Dataset excerpts
---+---

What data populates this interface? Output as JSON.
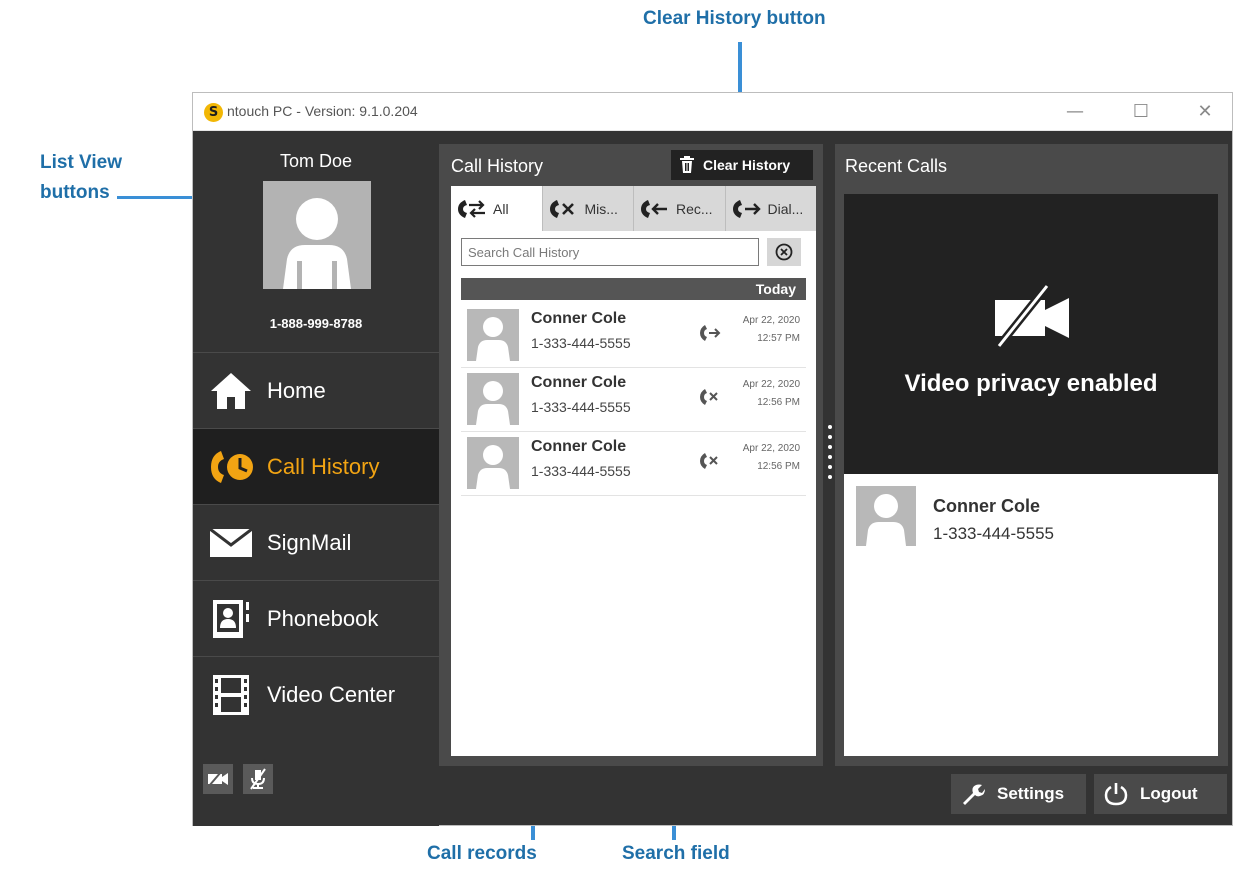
{
  "annotations": {
    "clear_history": "Clear History button",
    "list_view_line1": "List View",
    "list_view_line2": "buttons",
    "call_records": "Call records",
    "search_field": "Search field"
  },
  "window": {
    "title": "ntouch PC  -  Version:  9.1.0.204",
    "minimize": "—",
    "maximize": "☐",
    "close": "✕"
  },
  "user": {
    "name": "Tom Doe",
    "phone": "1-888-999-8788"
  },
  "nav": {
    "items": [
      {
        "label": "Home",
        "icon": "home-icon"
      },
      {
        "label": "Call History",
        "icon": "call-history-icon",
        "active": true
      },
      {
        "label": "SignMail",
        "icon": "envelope-icon"
      },
      {
        "label": "Phonebook",
        "icon": "phonebook-icon"
      },
      {
        "label": "Video Center",
        "icon": "film-icon"
      }
    ]
  },
  "call_history": {
    "title": "Call History",
    "clear_label": "Clear History",
    "tabs": [
      {
        "label": "All",
        "icon": "all-calls-icon",
        "active": true
      },
      {
        "label": "Mis...",
        "icon": "missed-calls-icon"
      },
      {
        "label": "Rec...",
        "icon": "received-calls-icon"
      },
      {
        "label": "Dial...",
        "icon": "dialed-calls-icon"
      }
    ],
    "search_placeholder": "Search Call History",
    "date_header": "Today",
    "records": [
      {
        "name": "Conner Cole",
        "phone": "1-333-444-5555",
        "date": "Apr 22, 2020",
        "time": "12:57 PM",
        "type": "dialed"
      },
      {
        "name": "Conner Cole",
        "phone": "1-333-444-5555",
        "date": "Apr 22, 2020",
        "time": "12:56 PM",
        "type": "missed"
      },
      {
        "name": "Conner Cole",
        "phone": "1-333-444-5555",
        "date": "Apr 22, 2020",
        "time": "12:56 PM",
        "type": "missed"
      }
    ]
  },
  "recent_calls": {
    "title": "Recent Calls",
    "video_status": "Video privacy enabled",
    "items": [
      {
        "name": "Conner Cole",
        "phone": "1-333-444-5555"
      }
    ]
  },
  "footer": {
    "settings_label": "Settings",
    "logout_label": "Logout"
  },
  "colors": {
    "accent": "#f2a413",
    "annotation": "#1f6fa8",
    "sidebar_bg": "#333333",
    "panel_bg": "#4a4a4a"
  }
}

---+---

TASK STATEMENT
Pictures are excluded; copy all other data exactly as shown.

RESULT OF THE EXERCISE
What data populates this interface? Output as JSON.
{
  "annotations": {
    "clear_history": "Clear History button",
    "list_view_line1": "List View",
    "list_view_line2": "buttons",
    "call_records": "Call records",
    "search_field": "Search field"
  },
  "window": {
    "title": "ntouch PC  -  Version:  9.1.0.204",
    "minimize": "—",
    "maximize": "☐",
    "close": "✕"
  },
  "user": {
    "name": "Tom Doe",
    "phone": "1-888-999-8788"
  },
  "nav": {
    "items": [
      {
        "label": "Home",
        "icon": "home-icon"
      },
      {
        "label": "Call History",
        "icon": "call-history-icon",
        "active": true
      },
      {
        "label": "SignMail",
        "icon": "envelope-icon"
      },
      {
        "label": "Phonebook",
        "icon": "phonebook-icon"
      },
      {
        "label": "Video Center",
        "icon": "film-icon"
      }
    ]
  },
  "call_history": {
    "title": "Call History",
    "clear_label": "Clear History",
    "tabs": [
      {
        "label": "All",
        "icon": "all-calls-icon",
        "active": true
      },
      {
        "label": "Mis...",
        "icon": "missed-calls-icon"
      },
      {
        "label": "Rec...",
        "icon": "received-calls-icon"
      },
      {
        "label": "Dial...",
        "icon": "dialed-calls-icon"
      }
    ],
    "search_placeholder": "Search Call History",
    "date_header": "Today",
    "records": [
      {
        "name": "Conner Cole",
        "phone": "1-333-444-5555",
        "date": "Apr 22, 2020",
        "time": "12:57 PM",
        "type": "dialed"
      },
      {
        "name": "Conner Cole",
        "phone": "1-333-444-5555",
        "date": "Apr 22, 2020",
        "time": "12:56 PM",
        "type": "missed"
      },
      {
        "name": "Conner Cole",
        "phone": "1-333-444-5555",
        "date": "Apr 22, 2020",
        "time": "12:56 PM",
        "type": "missed"
      }
    ]
  },
  "recent_calls": {
    "title": "Recent Calls",
    "video_status": "Video privacy enabled",
    "items": [
      {
        "name": "Conner Cole",
        "phone": "1-333-444-5555"
      }
    ]
  },
  "footer": {
    "settings_label": "Settings",
    "logout_label": "Logout"
  },
  "colors": {
    "accent": "#f2a413",
    "annotation": "#1f6fa8",
    "sidebar_bg": "#333333",
    "panel_bg": "#4a4a4a"
  }
}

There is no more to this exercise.